- Exercise directions:
Each entry must be given again exactly; images do not belong in the copy.

* begin Entries shown *

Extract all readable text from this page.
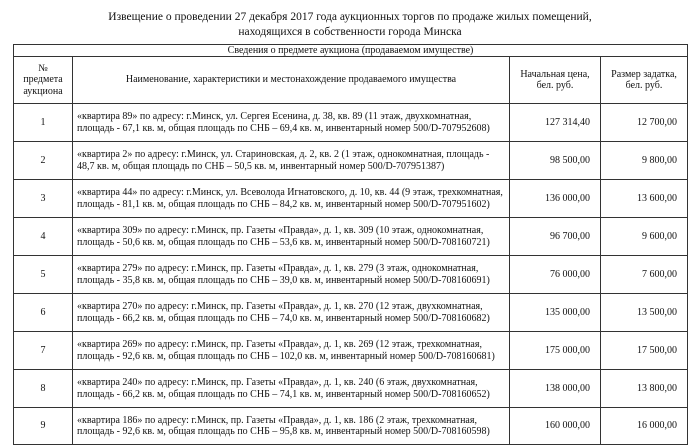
Извещение о проведении 27 декабря 2017 года аукционных торгов по продаже жилых помещений,
находящихся в собственности города Минска
Сведения о предмете аукциона (продаваемом имуществе)			
№ предмета аукциона	Наименование, характеристики и местонахождение продаваемого имущества	Начальная цена, бел. руб.	Размер задатка, бел. руб.
1	«квартира 89» по адресу: г.Минск, ул. Сергея Есенина, д. 38, кв. 89 (11 этаж, двухкомнатная, площадь - 67,1 кв. м, общая площадь по СНБ – 69,4 кв. м, инвентарный номер 500/D-707952608)	127 314,40	12 700,00
2	«квартира 2» по адресу: г.Минск, ул. Стариновская, д. 2, кв. 2 (1 этаж, однокомнатная, площадь - 48,7 кв. м, общая площадь по СНБ – 50,5 кв. м, инвентарный номер 500/D-707951387)	98 500,00	9 800,00
3	«квартира 44» по адресу: г.Минск, ул. Всеволода Игнатовского, д. 10, кв. 44 (9 этаж, трехкомнатная, площадь - 81,1 кв. м, общая площадь по СНБ – 84,2 кв. м, инвентарный номер 500/D-707951602)	136 000,00	13 600,00
4	«квартира 309» по адресу: г.Минск, пр. Газеты «Правда», д. 1, кв. 309 (10 этаж, однокомнатная, площадь - 50,6 кв. м, общая площадь по СНБ – 53,6 кв. м, инвентарный номер 500/D-708160721)	96 700,00	9 600,00
5	«квартира 279» по адресу: г.Минск, пр. Газеты «Правда», д. 1, кв. 279 (3 этаж, однокомнатная, площадь - 35,8 кв. м, общая площадь по СНБ – 39,0 кв. м, инвентарный номер 500/D-708160691)	76 000,00	7 600,00
6	«квартира 270» по адресу: г.Минск, пр. Газеты «Правда», д. 1, кв. 270 (12 этаж, двухкомнатная, площадь - 66,2 кв. м, общая площадь по СНБ – 74,0 кв. м, инвентарный номер 500/D-708160682)	135 000,00	13 500,00
7	«квартира 269» по адресу: г.Минск, пр. Газеты «Правда», д. 1, кв. 269 (12 этаж, трехкомнатная, площадь - 92,6 кв. м, общая площадь по СНБ – 102,0 кв. м, инвентарный номер 500/D-708160681)	175 000,00	17 500,00
8	«квартира 240» по адресу: г.Минск, пр. Газеты «Правда», д. 1, кв. 240 (6 этаж, двухкомнатная, площадь - 66,2 кв. м, общая площадь по СНБ – 74,1 кв. м, инвентарный номер 500/D-708160652)	138 000,00	13 800,00
9	«квартира 186» по адресу: г.Минск, пр. Газеты «Правда», д. 1, кв. 186 (2 этаж, трехкомнатная, площадь - 92,6 кв. м, общая площадь по СНБ – 95,8 кв. м, инвентарный номер 500/D-708160598)	160 000,00	16 000,00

* end Entries shown *

- Task response:
Extract all readable text from this page.
Извещение о проведении 27 декабря 2017 года аукционных торгов по продаже жилых помещений,
находящихся в собственности города Минска
Сведения о предмете аукциона (продаваемом имуществе)			
№ предмета аукциона	Наименование, характеристики и местонахождение продаваемого имущества	Начальная цена, бел. руб.	Размер задатка, бел. руб.
1	«квартира 89» по адресу: г.Минск, ул. Сергея Есенина, д. 38, кв. 89 (11 этаж, двухкомнатная, площадь - 67,1 кв. м, общая площадь по СНБ – 69,4 кв. м, инвентарный номер 500/D-707952608)	127 314,40	12 700,00
2	«квартира 2» по адресу: г.Минск, ул. Стариновская, д. 2, кв. 2 (1 этаж, однокомнатная, площадь - 48,7 кв. м, общая площадь по СНБ – 50,5 кв. м, инвентарный номер 500/D-707951387)	98 500,00	9 800,00
3	«квартира 44» по адресу: г.Минск, ул. Всеволода Игнатовского, д. 10, кв. 44 (9 этаж, трехкомнатная, площадь - 81,1 кв. м, общая площадь по СНБ – 84,2 кв. м, инвентарный номер 500/D-707951602)	136 000,00	13 600,00
4	«квартира 309» по адресу: г.Минск, пр. Газеты «Правда», д. 1, кв. 309 (10 этаж, однокомнатная, площадь - 50,6 кв. м, общая площадь по СНБ – 53,6 кв. м, инвентарный номер 500/D-708160721)	96 700,00	9 600,00
5	«квартира 279» по адресу: г.Минск, пр. Газеты «Правда», д. 1, кв. 279 (3 этаж, однокомнатная, площадь - 35,8 кв. м, общая площадь по СНБ – 39,0 кв. м, инвентарный номер 500/D-708160691)	76 000,00	7 600,00
6	«квартира 270» по адресу: г.Минск, пр. Газеты «Правда», д. 1, кв. 270 (12 этаж, двухкомнатная, площадь - 66,2 кв. м, общая площадь по СНБ – 74,0 кв. м, инвентарный номер 500/D-708160682)	135 000,00	13 500,00
7	«квартира 269» по адресу: г.Минск, пр. Газеты «Правда», д. 1, кв. 269 (12 этаж, трехкомнатная, площадь - 92,6 кв. м, общая площадь по СНБ – 102,0 кв. м, инвентарный номер 500/D-708160681)	175 000,00	17 500,00
8	«квартира 240» по адресу: г.Минск, пр. Газеты «Правда», д. 1, кв. 240 (6 этаж, двухкомнатная, площадь - 66,2 кв. м, общая площадь по СНБ – 74,1 кв. м, инвентарный номер 500/D-708160652)	138 000,00	13 800,00
9	«квартира 186» по адресу: г.Минск, пр. Газеты «Правда», д. 1, кв. 186 (2 этаж, трехкомнатная, площадь - 92,6 кв. м, общая площадь по СНБ – 95,8 кв. м, инвентарный номер 500/D-708160598)	160 000,00	16 000,00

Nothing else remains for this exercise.